▶ _EXERCISE AIM_
Reproduce all the entries exactly.

▶ _DATA SHOWN_
____________

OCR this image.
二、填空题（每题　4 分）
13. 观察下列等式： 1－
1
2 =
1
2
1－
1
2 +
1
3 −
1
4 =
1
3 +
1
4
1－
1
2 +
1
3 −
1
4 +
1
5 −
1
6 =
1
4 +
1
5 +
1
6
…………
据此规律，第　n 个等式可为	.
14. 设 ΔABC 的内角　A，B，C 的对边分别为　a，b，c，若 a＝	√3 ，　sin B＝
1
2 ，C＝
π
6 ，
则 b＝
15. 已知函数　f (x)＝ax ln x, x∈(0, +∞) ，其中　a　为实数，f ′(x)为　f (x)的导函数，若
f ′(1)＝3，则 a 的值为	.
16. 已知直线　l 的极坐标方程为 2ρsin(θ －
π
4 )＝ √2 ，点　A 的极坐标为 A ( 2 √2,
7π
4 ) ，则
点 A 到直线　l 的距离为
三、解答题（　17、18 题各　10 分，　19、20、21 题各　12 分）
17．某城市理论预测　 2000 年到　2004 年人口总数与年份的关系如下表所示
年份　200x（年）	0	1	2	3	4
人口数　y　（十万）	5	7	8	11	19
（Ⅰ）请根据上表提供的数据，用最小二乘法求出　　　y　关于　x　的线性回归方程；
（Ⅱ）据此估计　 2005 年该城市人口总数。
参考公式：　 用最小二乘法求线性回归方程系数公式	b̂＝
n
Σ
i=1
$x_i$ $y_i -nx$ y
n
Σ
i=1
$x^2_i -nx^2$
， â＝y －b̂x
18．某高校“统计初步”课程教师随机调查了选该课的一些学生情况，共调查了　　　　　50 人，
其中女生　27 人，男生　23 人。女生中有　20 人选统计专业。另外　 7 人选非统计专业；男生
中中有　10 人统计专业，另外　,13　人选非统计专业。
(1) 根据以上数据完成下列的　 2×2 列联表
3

____________

▶ _EXERCISE OUTPUT_
OCR this image.
二、填空题（每题　4 分）
13. 观察下列等式： 1－
1
2 =
1
2
1－
1
2 +
1
3 −
1
4 =
1
3 +
1
4
1－
1
2 +
1
3 −
1
4 +
1
5 −
1
6 =
1
4 +
1
5 +
1
6
…………
据此规律，第　n 个等式可为	.
14. 设 ΔABC 的内角　A，B，C 的对边分别为　a，b，c，若 a＝	√3 ，　sin B＝
1
2 ，C＝
π
6 ，
则 b＝
15. 已知函数　f (x)＝ax ln x, x∈(0, +∞) ，其中　a　为实数，f ′(x)为　f (x)的导函数，若
f ′(1)＝3，则 a 的值为	.
16. 已知直线　l 的极坐标方程为 2ρsin(θ －
π
4 )＝ √2 ，点　A 的极坐标为 A ( 2 √2,
7π
4 ) ，则
点 A 到直线　l 的距离为
三、解答题（　17、18 题各　10 分，　19、20、21 题各　12 分）
17．某城市理论预测　 2000 年到　2004 年人口总数与年份的关系如下表所示
年份　200x（年）	0	1	2	3	4
人口数　y　（十万）	5	7	8	11	19
（Ⅰ）请根据上表提供的数据，用最小二乘法求出　　　y　关于　x　的线性回归方程；
（Ⅱ）据此估计　 2005 年该城市人口总数。
参考公式：　 用最小二乘法求线性回归方程系数公式	b̂＝
n
Σ
i=1
$x_i$ $y_i -nx$ y
n
Σ
i=1
$x^2_i -nx^2$
， â＝y －b̂x
18．某高校“统计初步”课程教师随机调查了选该课的一些学生情况，共调查了　　　　　50 人，
其中女生　27 人，男生　23 人。女生中有　20 人选统计专业。另外　 7 人选非统计专业；男生
中中有　10 人统计专业，另外　,13　人选非统计专业。
(1) 根据以上数据完成下列的　 2×2 列联表
3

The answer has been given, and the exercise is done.